Fragmento del texto:
========================================

Contenido de la demanda

Estructura de la demanda:
1 El preámbulo o introducción.
2 Exposición de hechos.
3 Invocación del derecho.
4 Ofrecimiento de prueba.
5 Puntos petitorios.
6 Cierre.
El art. 106 del CPCYM establece que en la demanda se fijarán con claridad y precisión los hechos en que se funde, las pruebas que van a rendirse, los fundamentos de derecho y la petición.
Asimismo, el artículo 61 contiene los requisitos de la primera solicitud. De esos requisitos, cabe destacar como substanciales los siguientes:
1 Individualización del demandante, principalmente con el objeto de establecer su capacidad para comparecer a juicio;
2 Individualización del demandado, por la misma razón anterior;
3 Especificación del domicilio, para que el Juez pueda resolver los problemas relacionados con la competencia territorial;
4 Especificación de la cosa demandada, o sea la determinación del objeto de la pretensión, circunstancia sumamente importante porque al igual que los otros requisitos servirá para resolver los problemas de la identificación de las acciones;
5 La exposición de los hechos. En cuanto a la exposición de los hechos, la técnica procesal ha elaborado dos teorías: la de substanciación y la de individualización. Prieto Castro dice que Según la primera, que es la tradicional ya la que sigue la ley, deben exponerse circunstancialmente los hechos que constituyen la relación jurídica con la cualificación jurídica que les dé el actor; pero conforme la segunda, de la individualización, basta con que se indique la relación jurídica que individualiza la acción (por ejemplo: demando cien en virtud de compraventa)”. Los hechos, sobre todo, contribuyen a determinar exactamente la pretensión del actor, independientemente de la calificación legal que él mismo les dé, y , asimismo, dentro de la llamada clasificación de las acciones, indican la naturaleza de la que se deduce, aún cuando el Código guatemalteco, no obliga a que se especifique el nombre de la acción que se ejercita.

========================================

Ítems proporcionados:
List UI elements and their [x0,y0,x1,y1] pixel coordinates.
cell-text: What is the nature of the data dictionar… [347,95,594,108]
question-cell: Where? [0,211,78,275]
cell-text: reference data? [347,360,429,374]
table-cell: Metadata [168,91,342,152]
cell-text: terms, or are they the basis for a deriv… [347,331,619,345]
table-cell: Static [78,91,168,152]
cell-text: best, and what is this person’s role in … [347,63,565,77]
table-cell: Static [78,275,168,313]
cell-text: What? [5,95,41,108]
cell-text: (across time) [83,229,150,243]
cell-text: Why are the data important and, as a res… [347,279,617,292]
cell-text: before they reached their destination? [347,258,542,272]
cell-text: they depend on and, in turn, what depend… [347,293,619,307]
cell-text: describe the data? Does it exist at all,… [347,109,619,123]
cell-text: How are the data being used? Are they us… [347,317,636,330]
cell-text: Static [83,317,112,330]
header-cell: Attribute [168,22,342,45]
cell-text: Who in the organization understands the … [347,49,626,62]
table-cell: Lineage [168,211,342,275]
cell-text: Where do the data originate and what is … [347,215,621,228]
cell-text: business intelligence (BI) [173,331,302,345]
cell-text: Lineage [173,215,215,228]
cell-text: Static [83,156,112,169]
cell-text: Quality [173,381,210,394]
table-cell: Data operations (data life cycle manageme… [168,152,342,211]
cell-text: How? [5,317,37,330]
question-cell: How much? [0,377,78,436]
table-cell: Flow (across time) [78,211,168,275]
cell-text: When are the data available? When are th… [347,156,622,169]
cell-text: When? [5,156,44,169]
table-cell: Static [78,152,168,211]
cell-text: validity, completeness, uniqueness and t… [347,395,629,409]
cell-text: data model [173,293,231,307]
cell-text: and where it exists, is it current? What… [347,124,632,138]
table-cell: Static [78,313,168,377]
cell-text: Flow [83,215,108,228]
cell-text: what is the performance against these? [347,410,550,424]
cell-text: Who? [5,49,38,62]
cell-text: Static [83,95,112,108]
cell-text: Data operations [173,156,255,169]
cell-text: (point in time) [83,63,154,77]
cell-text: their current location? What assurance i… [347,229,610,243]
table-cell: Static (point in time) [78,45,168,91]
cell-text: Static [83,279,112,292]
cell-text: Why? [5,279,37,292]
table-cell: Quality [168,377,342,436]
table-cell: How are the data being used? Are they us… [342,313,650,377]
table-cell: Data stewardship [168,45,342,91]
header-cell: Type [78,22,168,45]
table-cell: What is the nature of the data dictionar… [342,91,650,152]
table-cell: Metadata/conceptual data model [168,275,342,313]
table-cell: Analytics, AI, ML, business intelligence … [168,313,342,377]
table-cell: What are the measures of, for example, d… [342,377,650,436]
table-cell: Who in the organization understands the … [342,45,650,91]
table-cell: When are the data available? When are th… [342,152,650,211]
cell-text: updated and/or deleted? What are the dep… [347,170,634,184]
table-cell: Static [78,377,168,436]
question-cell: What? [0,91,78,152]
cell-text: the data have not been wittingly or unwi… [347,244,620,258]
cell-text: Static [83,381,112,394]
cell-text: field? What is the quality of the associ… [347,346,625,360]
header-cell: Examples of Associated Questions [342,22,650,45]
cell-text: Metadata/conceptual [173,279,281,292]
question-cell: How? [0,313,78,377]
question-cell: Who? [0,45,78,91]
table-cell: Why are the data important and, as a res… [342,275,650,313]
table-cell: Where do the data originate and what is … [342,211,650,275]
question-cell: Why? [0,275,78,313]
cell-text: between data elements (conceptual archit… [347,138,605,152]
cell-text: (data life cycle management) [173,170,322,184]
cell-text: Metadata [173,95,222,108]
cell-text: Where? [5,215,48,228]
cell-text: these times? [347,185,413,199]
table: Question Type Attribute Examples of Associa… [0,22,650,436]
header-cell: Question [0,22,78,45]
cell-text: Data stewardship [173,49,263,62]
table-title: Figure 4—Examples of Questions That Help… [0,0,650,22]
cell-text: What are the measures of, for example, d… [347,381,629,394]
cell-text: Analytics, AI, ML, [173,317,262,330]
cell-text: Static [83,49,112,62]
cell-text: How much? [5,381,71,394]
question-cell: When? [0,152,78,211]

========================================

Con la información:
1. Indique si cada afirmación concuerda con el texto sobre el contenido de la demanda. Responda sí o no y cite las palabras exactas del texto que lo deciden.
(a) La estructura de la demanda incluye el ofrecimiento de prueba.
(b) El Código guatemalteco obliga a especificar el nombre de la acción que se ejercita.
(c) La especificación del domicilio permite al Juez resolver los problemas de competencia territorial.
2. Por favor, continúe el texto sobre el contenido de la demanda a partir de la última oración que aparece.

Respuestas por ítem:
1.
(a) Sí: "4 Ofrecimiento de prueba."
(b) No: "aún cuando el Código guatemalteco, no obliga a que se especifique el nombre de la acción que se ejercita."
(c) Sí: "para que el Juez pueda resolver los problemas relacionados con la competencia territorial"

2.
Alsina, en cuanto a la descripción de los hechos, sostiene que es necesario hacer un distingo. Cuando se trata de una acción personal, como la obligación nace casi siempre de un hecho (contrato, cuasicontrato, delito, cuasidelito), es necesario exponer su causa remota, en cuanto a los hechos eficientes o conexos con el litigio. Por ejemplo, cuando se reclame el pago de una suma de dinero, se expondrán los hechos que dieron origen a la obligación, a no ser que ésta conste de un instrumento o derive de una disposición de ley. En cambio indica que “si se trata de una acción real, no será necesario referirse a la causa remota; así, el que reivindica no tendrá que expresar la causa de su dominio (compra, transacción, donación, etc.) pues éstas son formas de adquisición, bastándole invocar su título, salvo que se discuta la adquisición misma, pero entonces ya se trataría de una acción personal”. La exposición de los hechos como dice el Código guatemalteco, debe ser clara y precisa, con lo que se quiere indicar que aparte del estilo llano y sin complicaciones, debe concretarse la exposición solamente a hechos que tengan relación con el litigio.